#### [What is needed]
Output every record word for word.
····················
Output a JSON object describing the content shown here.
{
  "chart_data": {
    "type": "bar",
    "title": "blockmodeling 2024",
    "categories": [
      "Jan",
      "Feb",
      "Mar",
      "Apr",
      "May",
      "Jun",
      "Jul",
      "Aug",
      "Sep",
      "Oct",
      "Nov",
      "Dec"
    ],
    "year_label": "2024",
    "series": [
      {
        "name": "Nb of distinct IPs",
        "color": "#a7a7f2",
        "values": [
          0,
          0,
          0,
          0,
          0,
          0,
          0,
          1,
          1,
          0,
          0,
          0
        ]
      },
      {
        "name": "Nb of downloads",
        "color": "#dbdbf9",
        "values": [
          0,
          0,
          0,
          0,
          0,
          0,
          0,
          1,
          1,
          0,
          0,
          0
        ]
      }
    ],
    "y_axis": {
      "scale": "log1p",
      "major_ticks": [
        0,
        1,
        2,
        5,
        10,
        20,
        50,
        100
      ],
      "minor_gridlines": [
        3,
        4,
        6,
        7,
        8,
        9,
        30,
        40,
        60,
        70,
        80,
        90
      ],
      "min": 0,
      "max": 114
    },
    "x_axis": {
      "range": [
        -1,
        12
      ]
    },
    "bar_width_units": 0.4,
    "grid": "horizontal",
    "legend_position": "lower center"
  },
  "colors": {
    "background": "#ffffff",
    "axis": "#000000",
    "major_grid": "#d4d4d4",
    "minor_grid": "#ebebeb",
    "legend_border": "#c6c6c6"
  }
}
····················
#### [Solution for this task]
Output a JSON object describing the content shown here.
{
  "chart_data": {
    "type": "bar",
    "title": "blockmodeling 2024",
    "categories": [
      "Jan",
      "Feb",
      "Mar",
      "Apr",
      "May",
      "Jun",
      "Jul",
      "Aug",
      "Sep",
      "Oct",
      "Nov",
      "Dec"
    ],
    "year_label": "2024",
    "series": [
      {
        "name": "Nb of distinct IPs",
        "color": "#a7a7f2",
        "values": [
          0,
          0,
          0,
          0,
          0,
          0,
          0,
          1,
          1,
          0,
          0,
          0
        ]
      },
      {
        "name": "Nb of downloads",
        "color": "#dbdbf9",
        "values": [
          0,
          0,
          0,
          0,
          0,
          0,
          0,
          1,
          1,
          0,
          0,
          0
        ]
      }
    ],
    "y_axis": {
      "scale": "log1p",
      "major_ticks": [
        0,
        1,
        2,
        5,
        10,
        20,
        50,
        100
      ],
      "minor_gridlines": [
        3,
        4,
        6,
        7,
        8,
        9,
        30,
        40,
        60,
        70,
        80,
        90
      ],
      "min": 0,
      "max": 114
    },
    "x_axis": {
      "range": [
        -1,
        12
      ]
    },
    "bar_width_units": 0.4,
    "grid": "horizontal",
    "legend_position": "lower center"
  },
  "colors": {
    "background": "#ffffff",
    "axis": "#000000",
    "major_grid": "#d4d4d4",
    "minor_grid": "#ebebeb",
    "legend_border": "#c6c6c6"
  }
}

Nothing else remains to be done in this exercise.